● DIRECTIONS
Scan the data. Collect each line that contains the word "профилактики".

[Dataset items]
<<<<

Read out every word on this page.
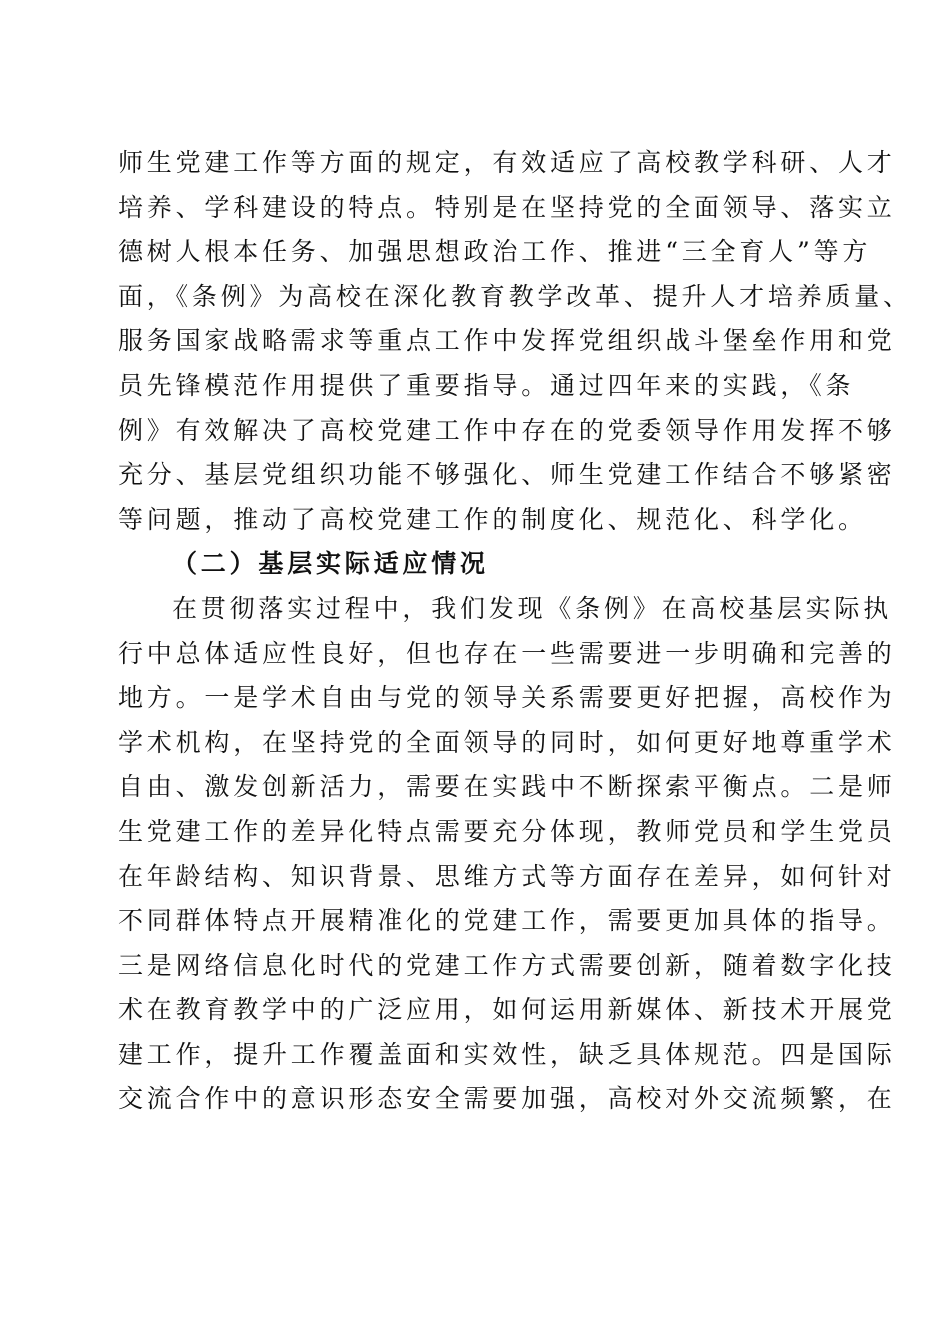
师生党建工作等方面的规定，有效适应了高校教学科研、人才
培养、学科建设的特点。特别是在坚持党的全面领导、落实立
德树人根本任务、加强思想政治工作、推进“三全育人”等方
面，《条例》为高校在深化教育教学改革、提升人才培养质量、
服务国家战略需求等重点工作中发挥党组织战斗堡垒作用和党
员先锋模范作用提供了重要指导。通过四年来的实践，《条
例》有效解决了高校党建工作中存在的党委领导作用发挥不够
充分、基层党组织功能不够强化、师生党建工作结合不够紧密
等问题，推动了高校党建工作的制度化、规范化、科学化。
（二）基层实际适应情况
在贯彻落实过程中，我们发现《条例》在高校基层实际执
行中总体适应性良好，但也存在一些需要进一步明确和完善的
地方。一是学术自由与党的领导关系需要更好把握，高校作为
学术机构，在坚持党的全面领导的同时，如何更好地尊重学术
自由、激发创新活力，需要在实践中不断探索平衡点。二是师
生党建工作的差异化特点需要充分体现，教师党员和学生党员
在年龄结构、知识背景、思维方式等方面存在差异，如何针对
不同群体特点开展精准化的党建工作，需要更加具体的指导。
三是网络信息化时代的党建工作方式需要创新，随着数字化技
术在教育教学中的广泛应用，如何运用新媒体、新技术开展党
建工作，提升工作覆盖面和实效性，缺乏具体规范。四是国际
交流合作中的意识形态安全需要加强，高校对外交流频繁，在
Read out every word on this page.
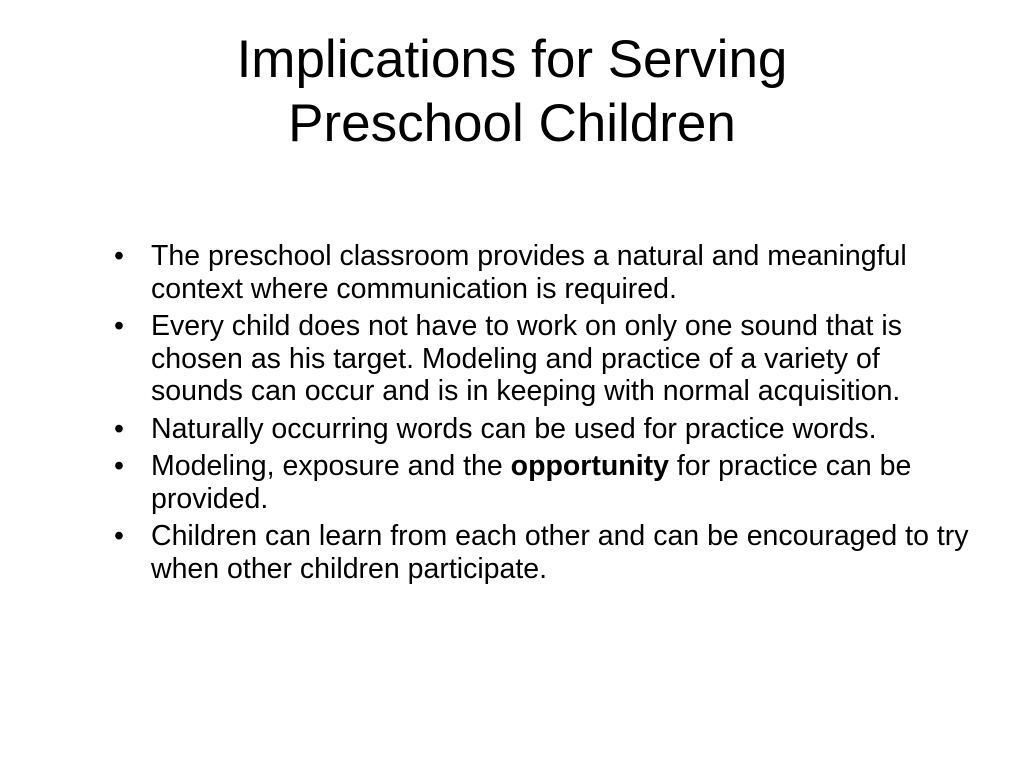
Implications for Serving
Preschool Children
• The preschool classroom provides a natural and meaningful context where communication is required.
• Every child does not have to work on only one sound that is chosen as his target. Modeling and practice of a variety of sounds can occur and is in keeping with normal acquisition.
• Naturally occurring words can be used for practice words.
• Modeling, exposure and the opportunity for practice can be provided.
• Children can learn from each other and can be encouraged to try when other children participate.
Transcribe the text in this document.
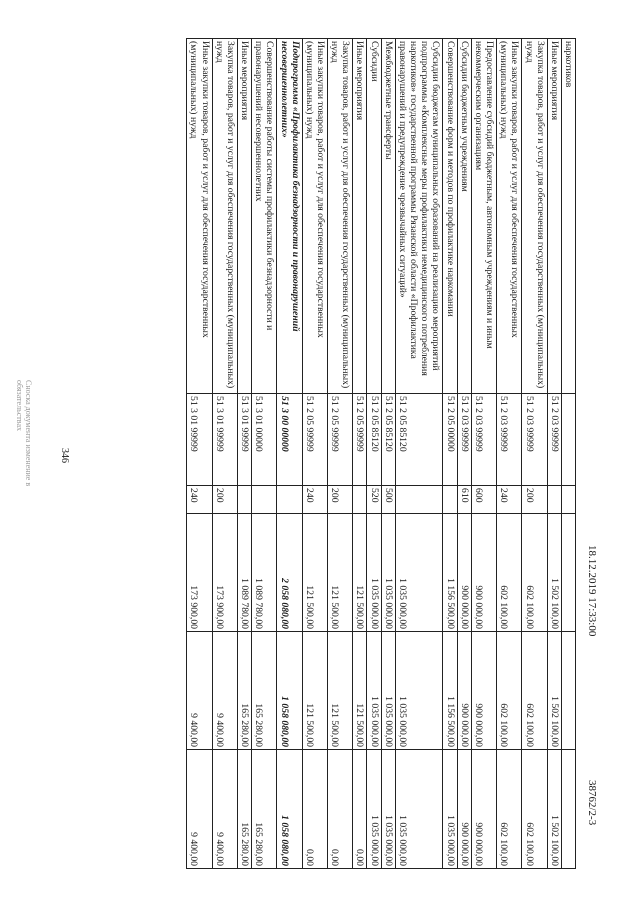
346
наркотиков					
Иные мероприятия	51 2 03 99999		1 502 100,00	1 502 100,00	1 502 100,00
Закупка товаров, работ и услуг для обеспечения государственных (муниципальных) нужд	51 2 03 99999	200	602 100,00	602 100,00	602 100,00
Иные закупки товаров, работ и услуг для обеспечения государственных (муниципальных) нужд	51 2 03 99999	240	602 100,00	602 100,00	602 100,00
Предоставление субсидий бюджетным, автономным учреждениям и иным некоммерческим организациям	51 2 03 99999	600	900 000,00	900 000,00	900 000,00
Субсидии бюджетным учреждениям	51 2 03 99999	610	900 000,00	900 000,00	900 000,00
Совершенствование форм и методов по профилактике наркомании	51 2 05 00000		1 156 500,00	1 156 500,00	1 035 000,00
Субсидии бюджетам муниципальных образований на реализацию мероприятий подпрограммы «Комплексные меры профилактики немедицинского потребления наркотиков» государственной программы Рязанской области «Профилактика правонарушений и предупреждение чрезвычайных ситуаций»	51 2 05 85120		1 035 000,00	1 035 000,00	1 035 000,00
Межбюджетные трансферты	51 2 05 85120	500	1 035 000,00	1 035 000,00	1 035 000,00
Субсидии	51 2 05 85120	520	1 035 000,00	1 035 000,00	1 035 000,00
Иные мероприятия	51 2 05 99999		121 500,00	121 500,00	0,00
Закупка товаров, работ и услуг для обеспечения государственных (муниципальных) нужд	51 2 05 99999	200	121 500,00	121 500,00	0,00
Иные закупки товаров, работ и услуг для обеспечения государственных (муниципальных) нужд	51 2 05 99999	240	121 500,00	121 500,00	0,00
Подпрограмма «Профилактика безнадзорности и правонарушений несовершеннолетних»	51 3 00 00000		2 058 080,00	1 058 080,00	1 058 080,00
Совершенствование работы системы профилактики безнадзорности и правонарушений несовершеннолетних	51 3 01 00000		1 089 780,00	165 280,00	165 280,00
Иные мероприятия	51 3 01 99999		1 089 780,00	165 280,00	165 280,00
Закупка товаров, работ и услуг для обеспечения государственных (муниципальных) нужд	51 3 01 99999	200	173 900,00	9 400,00	9 400,00
Иные закупки товаров, работ и услуг для обеспечения государственных (муниципальных) нужд	51 3 01 99999	240	173 900,00	9 400,00	9 400,00
Сноска документа изменение в
обязательствах
18.12.2019 17:33:00
38762/2-3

>>>>

● SOLUTION
Субсидии бюджетам муниципальных образований на реализацию мероприятий подпрограммы «Комплексные меры профилактики немедицинского потребления наркотиков» государственной программы Рязанской области «Профилактика правонарушений и предупреждение чрезвычайных ситуаций»	51 2 05 85120		1 035 000,00	1 035 000,00	1 035 000,00
Совершенствование работы системы профилактики безнадзорности и правонарушений несовершеннолетних	51 3 01 00000		1 089 780,00	165 280,00	165 280,00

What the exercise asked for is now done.